Direction
Look through the entries below and count the lines with the word "Peak" in them; give only the number.
-- begin Input material --
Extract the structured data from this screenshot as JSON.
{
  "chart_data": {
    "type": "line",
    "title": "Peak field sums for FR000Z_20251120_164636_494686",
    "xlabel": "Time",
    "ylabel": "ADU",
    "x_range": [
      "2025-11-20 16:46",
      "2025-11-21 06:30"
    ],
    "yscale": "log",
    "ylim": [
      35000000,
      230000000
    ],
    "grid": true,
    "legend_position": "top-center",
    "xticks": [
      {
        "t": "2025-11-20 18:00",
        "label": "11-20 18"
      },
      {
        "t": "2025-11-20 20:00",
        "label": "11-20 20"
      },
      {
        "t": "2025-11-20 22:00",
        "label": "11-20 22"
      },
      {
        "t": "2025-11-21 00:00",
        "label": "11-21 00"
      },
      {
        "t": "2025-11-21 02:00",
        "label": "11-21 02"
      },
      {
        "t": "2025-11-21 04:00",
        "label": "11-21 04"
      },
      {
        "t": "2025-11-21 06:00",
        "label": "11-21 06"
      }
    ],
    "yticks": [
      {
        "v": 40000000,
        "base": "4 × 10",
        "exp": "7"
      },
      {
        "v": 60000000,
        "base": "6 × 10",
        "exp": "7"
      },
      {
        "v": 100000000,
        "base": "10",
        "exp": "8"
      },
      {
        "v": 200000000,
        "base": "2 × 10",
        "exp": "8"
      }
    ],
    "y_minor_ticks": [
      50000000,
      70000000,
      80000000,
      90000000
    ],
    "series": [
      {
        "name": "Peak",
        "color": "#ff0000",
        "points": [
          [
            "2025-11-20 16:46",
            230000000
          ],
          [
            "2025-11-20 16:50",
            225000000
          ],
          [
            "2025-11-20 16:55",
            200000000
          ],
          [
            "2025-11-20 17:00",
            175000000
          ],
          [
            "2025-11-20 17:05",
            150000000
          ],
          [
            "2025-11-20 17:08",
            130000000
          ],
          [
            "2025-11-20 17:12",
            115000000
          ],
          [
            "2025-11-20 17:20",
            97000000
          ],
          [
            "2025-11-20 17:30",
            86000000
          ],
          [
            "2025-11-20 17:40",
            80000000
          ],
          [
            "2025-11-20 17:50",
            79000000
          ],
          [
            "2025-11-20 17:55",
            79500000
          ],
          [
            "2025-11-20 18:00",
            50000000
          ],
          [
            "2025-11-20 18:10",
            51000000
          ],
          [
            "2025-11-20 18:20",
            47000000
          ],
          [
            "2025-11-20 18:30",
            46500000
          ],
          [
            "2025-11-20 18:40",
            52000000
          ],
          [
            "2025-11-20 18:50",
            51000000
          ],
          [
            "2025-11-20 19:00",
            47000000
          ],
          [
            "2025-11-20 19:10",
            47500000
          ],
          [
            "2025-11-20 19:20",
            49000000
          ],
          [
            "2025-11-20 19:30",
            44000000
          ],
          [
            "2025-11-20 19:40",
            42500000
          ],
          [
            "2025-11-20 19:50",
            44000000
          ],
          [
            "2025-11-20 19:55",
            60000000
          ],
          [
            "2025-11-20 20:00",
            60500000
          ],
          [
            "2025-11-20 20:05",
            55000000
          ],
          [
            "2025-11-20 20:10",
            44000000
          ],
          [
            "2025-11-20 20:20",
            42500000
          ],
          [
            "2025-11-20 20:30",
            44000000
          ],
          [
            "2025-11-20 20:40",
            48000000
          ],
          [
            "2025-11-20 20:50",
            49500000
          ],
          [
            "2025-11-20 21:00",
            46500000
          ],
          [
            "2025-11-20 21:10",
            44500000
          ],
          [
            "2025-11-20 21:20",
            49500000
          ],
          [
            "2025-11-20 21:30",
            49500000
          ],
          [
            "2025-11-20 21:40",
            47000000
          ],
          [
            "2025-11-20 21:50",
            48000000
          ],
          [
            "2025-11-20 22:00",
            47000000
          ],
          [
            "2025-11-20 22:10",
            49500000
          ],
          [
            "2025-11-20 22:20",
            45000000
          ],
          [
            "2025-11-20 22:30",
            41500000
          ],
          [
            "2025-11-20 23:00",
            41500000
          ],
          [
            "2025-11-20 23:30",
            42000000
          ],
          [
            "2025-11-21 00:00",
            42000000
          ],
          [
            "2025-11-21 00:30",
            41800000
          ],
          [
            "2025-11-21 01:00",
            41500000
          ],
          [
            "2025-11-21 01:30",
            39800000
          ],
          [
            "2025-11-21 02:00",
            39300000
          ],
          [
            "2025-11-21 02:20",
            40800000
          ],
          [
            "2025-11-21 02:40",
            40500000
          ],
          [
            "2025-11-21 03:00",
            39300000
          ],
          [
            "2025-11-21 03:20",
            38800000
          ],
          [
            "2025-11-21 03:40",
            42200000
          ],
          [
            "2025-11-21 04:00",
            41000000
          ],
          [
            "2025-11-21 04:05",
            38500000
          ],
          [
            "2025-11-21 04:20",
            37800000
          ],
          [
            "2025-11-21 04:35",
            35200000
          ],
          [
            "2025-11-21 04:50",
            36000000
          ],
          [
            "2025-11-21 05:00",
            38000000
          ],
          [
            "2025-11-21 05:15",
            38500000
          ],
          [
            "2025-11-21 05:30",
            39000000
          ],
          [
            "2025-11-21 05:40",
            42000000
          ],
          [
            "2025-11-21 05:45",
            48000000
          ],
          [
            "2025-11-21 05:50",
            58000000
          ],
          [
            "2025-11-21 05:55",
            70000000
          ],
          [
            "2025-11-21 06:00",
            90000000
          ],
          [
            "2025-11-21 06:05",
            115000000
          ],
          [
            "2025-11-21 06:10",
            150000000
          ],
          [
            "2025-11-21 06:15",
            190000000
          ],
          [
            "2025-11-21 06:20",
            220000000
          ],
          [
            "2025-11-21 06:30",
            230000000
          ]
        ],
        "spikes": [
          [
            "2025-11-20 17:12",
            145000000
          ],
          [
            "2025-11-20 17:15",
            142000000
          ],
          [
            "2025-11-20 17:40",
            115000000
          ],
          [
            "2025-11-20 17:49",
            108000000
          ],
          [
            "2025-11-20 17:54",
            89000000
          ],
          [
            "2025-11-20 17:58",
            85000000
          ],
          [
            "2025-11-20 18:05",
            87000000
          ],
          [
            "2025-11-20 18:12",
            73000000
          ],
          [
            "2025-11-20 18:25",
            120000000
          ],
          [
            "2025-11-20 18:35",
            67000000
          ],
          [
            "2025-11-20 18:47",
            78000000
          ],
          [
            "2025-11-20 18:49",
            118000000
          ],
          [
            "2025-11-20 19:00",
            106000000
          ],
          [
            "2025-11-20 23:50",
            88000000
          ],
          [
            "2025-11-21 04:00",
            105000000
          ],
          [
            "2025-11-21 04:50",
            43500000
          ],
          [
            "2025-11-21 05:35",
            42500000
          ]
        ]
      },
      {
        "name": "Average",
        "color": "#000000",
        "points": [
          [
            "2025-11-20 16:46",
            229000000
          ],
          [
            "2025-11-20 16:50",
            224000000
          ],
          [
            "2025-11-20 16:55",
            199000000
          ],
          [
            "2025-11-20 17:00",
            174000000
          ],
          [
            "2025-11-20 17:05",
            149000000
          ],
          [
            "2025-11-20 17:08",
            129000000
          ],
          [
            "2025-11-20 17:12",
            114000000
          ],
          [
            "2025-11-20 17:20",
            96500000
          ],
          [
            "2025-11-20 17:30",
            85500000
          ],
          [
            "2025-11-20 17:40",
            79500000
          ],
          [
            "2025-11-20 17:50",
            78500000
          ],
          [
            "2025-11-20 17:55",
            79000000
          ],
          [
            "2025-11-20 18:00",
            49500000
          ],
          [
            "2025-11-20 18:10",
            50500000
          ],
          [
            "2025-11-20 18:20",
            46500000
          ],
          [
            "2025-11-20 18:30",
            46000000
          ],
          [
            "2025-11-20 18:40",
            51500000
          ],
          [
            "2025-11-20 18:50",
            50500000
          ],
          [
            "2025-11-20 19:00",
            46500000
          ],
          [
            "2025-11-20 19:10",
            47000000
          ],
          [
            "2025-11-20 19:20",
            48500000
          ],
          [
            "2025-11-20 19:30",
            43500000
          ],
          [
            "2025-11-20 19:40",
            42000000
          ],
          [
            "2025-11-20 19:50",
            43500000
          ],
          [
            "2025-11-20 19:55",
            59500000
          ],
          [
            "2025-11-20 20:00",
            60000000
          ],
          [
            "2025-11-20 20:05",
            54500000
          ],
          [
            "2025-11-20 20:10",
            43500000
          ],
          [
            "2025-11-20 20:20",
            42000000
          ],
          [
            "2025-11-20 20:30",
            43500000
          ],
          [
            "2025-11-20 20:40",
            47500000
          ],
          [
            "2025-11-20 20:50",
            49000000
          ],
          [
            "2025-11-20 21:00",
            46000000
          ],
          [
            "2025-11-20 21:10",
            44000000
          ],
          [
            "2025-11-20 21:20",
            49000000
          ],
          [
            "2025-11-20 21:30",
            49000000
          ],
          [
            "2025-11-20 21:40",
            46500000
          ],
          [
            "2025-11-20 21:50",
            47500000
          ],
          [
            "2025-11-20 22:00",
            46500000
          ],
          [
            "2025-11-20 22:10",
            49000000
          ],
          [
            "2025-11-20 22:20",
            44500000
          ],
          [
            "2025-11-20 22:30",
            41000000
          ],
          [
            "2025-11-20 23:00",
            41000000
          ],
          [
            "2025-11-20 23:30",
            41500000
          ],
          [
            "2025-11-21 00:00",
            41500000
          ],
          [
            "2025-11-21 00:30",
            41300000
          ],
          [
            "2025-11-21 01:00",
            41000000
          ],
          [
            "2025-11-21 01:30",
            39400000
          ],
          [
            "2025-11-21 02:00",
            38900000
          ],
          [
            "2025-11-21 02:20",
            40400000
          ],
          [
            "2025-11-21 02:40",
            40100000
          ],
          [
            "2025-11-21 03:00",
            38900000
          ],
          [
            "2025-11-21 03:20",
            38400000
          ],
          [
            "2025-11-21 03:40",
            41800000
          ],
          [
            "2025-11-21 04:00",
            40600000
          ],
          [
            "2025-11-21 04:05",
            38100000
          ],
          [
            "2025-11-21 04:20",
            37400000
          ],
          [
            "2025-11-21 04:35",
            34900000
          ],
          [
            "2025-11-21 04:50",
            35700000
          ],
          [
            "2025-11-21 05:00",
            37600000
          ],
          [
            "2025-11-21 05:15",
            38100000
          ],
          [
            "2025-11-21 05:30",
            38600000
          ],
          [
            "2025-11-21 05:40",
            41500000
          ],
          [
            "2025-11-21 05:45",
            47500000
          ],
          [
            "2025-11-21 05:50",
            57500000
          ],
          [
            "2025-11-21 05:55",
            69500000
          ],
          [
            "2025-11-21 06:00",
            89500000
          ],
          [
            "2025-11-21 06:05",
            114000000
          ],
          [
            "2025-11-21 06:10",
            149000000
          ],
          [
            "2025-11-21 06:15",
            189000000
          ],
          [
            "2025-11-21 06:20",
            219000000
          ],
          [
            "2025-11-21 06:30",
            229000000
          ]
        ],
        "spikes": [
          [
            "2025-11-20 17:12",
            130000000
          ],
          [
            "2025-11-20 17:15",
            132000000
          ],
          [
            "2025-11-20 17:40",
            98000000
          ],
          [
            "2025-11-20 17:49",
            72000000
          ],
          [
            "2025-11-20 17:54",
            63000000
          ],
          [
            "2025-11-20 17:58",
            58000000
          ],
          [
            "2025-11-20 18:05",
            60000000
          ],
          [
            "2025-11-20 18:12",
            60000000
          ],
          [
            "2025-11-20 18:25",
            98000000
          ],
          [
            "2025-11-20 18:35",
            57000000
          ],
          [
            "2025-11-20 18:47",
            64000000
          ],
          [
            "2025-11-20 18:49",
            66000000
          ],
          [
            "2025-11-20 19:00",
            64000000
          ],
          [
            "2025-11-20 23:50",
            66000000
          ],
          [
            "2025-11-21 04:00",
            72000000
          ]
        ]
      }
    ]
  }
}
-- end Input material --
Full response
2